-- START Source material --

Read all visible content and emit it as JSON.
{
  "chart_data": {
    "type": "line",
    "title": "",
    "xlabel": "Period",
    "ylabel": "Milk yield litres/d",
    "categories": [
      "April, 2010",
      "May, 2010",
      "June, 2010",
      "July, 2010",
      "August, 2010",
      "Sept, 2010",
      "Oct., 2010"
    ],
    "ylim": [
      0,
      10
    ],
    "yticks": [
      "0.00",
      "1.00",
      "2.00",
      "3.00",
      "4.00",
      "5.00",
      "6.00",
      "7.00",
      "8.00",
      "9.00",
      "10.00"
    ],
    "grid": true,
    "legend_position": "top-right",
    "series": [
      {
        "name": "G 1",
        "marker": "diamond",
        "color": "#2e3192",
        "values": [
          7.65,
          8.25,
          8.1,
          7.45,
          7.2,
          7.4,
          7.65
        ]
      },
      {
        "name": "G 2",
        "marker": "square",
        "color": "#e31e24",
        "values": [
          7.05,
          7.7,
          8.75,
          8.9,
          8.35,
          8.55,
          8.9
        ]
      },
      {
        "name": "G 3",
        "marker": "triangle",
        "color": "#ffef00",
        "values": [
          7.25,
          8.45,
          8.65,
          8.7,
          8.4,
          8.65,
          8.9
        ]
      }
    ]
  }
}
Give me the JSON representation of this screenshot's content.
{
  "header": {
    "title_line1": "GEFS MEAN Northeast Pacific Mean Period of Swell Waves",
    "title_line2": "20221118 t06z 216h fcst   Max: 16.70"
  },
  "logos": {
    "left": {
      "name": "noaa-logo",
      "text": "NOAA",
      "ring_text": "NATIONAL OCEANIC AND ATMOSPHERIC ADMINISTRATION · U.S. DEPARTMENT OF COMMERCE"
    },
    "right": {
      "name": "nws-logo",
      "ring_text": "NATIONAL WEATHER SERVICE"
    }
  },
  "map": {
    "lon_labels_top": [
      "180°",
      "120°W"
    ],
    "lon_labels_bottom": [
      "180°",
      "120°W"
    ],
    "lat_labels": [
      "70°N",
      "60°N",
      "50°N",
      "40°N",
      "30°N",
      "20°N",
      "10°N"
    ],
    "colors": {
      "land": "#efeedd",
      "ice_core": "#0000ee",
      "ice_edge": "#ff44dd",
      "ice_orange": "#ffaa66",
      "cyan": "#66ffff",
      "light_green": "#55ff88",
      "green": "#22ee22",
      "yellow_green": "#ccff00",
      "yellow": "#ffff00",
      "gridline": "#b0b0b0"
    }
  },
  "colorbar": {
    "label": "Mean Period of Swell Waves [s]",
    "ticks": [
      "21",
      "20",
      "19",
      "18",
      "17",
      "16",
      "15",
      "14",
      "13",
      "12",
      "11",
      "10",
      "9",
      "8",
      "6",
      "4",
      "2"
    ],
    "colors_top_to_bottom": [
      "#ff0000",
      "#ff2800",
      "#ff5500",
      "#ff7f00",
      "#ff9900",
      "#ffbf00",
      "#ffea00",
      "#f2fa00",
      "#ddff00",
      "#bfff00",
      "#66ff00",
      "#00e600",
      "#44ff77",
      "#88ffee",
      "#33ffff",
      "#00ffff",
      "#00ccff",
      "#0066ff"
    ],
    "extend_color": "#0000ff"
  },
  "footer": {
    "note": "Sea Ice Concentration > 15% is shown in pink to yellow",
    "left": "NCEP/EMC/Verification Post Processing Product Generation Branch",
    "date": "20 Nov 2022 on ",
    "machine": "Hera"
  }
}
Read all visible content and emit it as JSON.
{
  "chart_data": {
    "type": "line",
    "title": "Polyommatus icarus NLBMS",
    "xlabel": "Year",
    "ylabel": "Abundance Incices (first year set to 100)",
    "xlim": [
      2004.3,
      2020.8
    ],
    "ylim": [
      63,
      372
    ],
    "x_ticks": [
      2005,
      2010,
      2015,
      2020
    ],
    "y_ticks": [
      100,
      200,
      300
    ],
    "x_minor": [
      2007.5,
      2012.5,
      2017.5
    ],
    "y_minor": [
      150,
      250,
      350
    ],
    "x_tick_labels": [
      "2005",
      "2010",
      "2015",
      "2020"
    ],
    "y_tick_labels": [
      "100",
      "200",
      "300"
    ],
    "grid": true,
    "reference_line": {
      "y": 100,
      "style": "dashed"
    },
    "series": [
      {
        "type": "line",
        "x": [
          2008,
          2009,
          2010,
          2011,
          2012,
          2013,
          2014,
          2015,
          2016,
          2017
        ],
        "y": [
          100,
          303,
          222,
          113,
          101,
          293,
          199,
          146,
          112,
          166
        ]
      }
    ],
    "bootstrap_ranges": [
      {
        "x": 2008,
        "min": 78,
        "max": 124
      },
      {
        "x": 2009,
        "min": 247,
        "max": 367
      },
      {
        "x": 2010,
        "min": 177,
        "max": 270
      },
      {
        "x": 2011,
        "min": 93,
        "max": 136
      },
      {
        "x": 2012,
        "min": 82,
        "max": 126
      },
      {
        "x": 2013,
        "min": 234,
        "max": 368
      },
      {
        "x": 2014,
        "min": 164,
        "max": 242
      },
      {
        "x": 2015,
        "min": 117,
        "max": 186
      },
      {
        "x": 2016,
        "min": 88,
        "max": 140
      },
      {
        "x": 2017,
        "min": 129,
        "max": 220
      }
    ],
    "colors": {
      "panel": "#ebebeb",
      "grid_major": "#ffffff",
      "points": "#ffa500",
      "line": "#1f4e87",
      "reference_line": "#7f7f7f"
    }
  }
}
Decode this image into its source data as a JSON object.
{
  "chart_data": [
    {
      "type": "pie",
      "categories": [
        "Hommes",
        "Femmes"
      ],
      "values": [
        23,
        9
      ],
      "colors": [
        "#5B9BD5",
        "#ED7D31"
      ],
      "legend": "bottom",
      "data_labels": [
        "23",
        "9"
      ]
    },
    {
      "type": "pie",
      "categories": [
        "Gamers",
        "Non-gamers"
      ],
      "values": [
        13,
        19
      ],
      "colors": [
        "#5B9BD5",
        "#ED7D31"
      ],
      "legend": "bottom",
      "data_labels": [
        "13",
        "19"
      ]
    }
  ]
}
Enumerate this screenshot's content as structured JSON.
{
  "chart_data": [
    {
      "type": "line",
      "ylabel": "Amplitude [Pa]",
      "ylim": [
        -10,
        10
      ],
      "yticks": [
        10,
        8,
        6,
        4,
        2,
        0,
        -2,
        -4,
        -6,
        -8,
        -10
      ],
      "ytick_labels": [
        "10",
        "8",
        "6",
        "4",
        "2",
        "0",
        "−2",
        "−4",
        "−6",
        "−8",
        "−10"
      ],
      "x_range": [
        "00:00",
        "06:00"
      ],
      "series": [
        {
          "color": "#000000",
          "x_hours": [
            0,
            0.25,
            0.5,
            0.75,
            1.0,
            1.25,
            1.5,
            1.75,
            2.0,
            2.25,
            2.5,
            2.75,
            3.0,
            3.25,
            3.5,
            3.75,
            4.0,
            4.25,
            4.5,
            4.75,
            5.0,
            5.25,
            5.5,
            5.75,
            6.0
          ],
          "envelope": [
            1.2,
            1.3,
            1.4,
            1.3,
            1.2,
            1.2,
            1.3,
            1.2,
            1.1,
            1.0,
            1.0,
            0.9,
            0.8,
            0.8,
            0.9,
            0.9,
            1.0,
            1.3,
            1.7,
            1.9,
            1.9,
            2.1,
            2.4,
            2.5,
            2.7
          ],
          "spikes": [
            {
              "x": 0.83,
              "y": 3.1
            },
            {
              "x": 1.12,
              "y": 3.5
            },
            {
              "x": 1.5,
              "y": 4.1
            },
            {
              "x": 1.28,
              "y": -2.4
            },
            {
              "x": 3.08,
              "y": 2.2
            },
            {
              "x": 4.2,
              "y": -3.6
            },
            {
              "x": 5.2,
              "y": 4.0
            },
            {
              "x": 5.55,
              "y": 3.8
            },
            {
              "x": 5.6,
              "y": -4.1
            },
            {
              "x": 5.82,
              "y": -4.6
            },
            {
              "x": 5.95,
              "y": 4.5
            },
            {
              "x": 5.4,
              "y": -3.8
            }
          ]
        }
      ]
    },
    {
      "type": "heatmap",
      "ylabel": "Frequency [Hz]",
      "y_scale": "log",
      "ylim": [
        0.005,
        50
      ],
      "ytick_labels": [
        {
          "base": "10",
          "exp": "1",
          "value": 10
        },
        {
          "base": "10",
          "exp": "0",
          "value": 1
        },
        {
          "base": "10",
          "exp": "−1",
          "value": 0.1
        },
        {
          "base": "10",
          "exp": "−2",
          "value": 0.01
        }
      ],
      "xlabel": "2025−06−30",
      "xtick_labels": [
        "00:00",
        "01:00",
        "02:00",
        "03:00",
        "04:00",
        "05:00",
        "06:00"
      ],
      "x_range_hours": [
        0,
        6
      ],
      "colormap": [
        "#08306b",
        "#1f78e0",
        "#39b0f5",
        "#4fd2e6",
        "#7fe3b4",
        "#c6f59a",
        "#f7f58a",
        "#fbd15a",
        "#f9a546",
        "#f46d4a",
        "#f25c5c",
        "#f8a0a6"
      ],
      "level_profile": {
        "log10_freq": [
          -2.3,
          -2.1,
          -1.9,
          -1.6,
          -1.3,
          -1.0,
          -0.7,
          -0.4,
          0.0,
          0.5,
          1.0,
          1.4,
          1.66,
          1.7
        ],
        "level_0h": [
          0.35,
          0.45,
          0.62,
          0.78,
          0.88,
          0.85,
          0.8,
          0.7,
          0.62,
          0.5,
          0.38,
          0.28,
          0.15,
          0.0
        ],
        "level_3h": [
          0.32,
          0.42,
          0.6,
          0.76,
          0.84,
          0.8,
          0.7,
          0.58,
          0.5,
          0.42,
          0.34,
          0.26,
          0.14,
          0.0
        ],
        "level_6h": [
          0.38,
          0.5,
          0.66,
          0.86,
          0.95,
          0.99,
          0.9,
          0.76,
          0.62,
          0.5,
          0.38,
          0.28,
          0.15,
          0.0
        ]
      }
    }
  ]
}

-- END Source material --

Track down the lines that include the word "Swell" and copy them.

_Reply to the task_:
    "title_line1": "GEFS MEAN Northeast Pacific Mean Period of Swell Waves",
    "label": "Mean Period of Swell Waves [s]",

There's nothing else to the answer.